In the records below, find each line containing the word "быть" and copy it.

Stored entries:
☆ ☆ ☆
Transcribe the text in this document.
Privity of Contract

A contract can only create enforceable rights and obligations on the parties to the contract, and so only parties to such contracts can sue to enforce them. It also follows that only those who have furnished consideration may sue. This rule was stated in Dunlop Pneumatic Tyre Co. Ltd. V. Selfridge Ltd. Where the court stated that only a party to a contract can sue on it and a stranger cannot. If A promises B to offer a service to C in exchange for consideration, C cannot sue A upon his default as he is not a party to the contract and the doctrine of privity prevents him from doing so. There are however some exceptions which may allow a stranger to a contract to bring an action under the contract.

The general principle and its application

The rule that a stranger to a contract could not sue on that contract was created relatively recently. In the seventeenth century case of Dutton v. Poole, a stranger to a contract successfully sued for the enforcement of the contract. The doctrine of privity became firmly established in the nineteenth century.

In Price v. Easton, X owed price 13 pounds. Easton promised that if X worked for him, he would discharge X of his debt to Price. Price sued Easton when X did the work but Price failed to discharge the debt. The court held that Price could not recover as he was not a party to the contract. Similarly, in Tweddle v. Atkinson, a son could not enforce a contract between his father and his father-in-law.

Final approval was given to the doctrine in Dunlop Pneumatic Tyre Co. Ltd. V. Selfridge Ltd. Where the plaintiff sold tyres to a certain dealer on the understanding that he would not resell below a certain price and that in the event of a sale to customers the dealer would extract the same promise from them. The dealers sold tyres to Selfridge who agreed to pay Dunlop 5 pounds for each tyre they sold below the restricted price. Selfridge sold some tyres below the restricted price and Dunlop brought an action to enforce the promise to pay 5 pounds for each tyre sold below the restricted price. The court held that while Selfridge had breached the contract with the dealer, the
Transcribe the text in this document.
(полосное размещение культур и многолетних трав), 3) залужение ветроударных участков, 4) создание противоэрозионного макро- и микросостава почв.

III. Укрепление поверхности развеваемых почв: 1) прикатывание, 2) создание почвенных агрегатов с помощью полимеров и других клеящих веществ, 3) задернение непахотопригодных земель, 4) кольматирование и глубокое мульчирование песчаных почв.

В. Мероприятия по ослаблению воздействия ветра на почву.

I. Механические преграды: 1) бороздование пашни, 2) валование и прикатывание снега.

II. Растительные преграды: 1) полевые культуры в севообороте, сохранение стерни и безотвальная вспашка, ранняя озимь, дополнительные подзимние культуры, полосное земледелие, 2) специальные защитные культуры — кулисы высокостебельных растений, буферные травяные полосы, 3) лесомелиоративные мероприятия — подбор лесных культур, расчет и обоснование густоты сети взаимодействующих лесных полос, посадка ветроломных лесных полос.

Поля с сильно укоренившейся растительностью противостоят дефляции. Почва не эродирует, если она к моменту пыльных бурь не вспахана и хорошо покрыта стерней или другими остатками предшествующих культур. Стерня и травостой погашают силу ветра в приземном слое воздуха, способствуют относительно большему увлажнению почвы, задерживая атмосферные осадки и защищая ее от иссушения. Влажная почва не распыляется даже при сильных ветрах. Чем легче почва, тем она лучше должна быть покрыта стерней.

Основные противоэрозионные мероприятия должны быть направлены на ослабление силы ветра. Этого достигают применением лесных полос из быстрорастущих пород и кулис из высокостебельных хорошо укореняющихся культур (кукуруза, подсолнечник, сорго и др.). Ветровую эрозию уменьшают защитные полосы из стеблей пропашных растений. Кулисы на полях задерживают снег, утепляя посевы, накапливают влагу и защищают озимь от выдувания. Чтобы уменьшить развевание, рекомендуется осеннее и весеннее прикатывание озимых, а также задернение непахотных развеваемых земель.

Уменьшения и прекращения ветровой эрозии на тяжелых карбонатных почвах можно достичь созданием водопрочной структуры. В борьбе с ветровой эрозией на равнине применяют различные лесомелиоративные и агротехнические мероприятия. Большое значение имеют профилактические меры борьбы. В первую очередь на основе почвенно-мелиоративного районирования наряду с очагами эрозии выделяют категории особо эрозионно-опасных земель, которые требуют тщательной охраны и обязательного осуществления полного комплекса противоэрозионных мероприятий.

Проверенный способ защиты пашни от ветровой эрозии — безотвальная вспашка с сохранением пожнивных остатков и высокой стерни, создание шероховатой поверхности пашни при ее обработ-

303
☆ ☆ ☆
> [COMPLETE OUTPUT]
Поля с сильно укоренившейся растительностью противостоят дефляции. Почва не эродирует, если она к моменту пыльных бурь не вспахана и хорошо покрыта стерней или другими остатками предшествующих культур. Стерня и травостой погашают силу ветра в приземном слое воздуха, способствуют относительно большему увлажнению почвы, задерживая атмосферные осадки и защищая ее от иссушения. Влажная почва не распыляется даже при сильных ветрах. Чем легче почва, тем она лучше должна быть покрыта стерней.
Основные противоэрозионные мероприятия должны быть направлены на ослабление силы ветра. Этого достигают применением лесных полос из быстрорастущих пород и кулис из высокостебельных хорошо укореняющихся культур (кукуруза, подсолнечник, сорго и др.). Ветровую эрозию уменьшают защитные полосы из стеблей пропашных растений. Кулисы на полях задерживают снег, утепляя посевы, накапливают влагу и защищают озимь от выдувания. Чтобы уменьшить развевание, рекомендуется осеннее и весеннее прикатывание озимых, а также задернение непахотных развеваемых земель.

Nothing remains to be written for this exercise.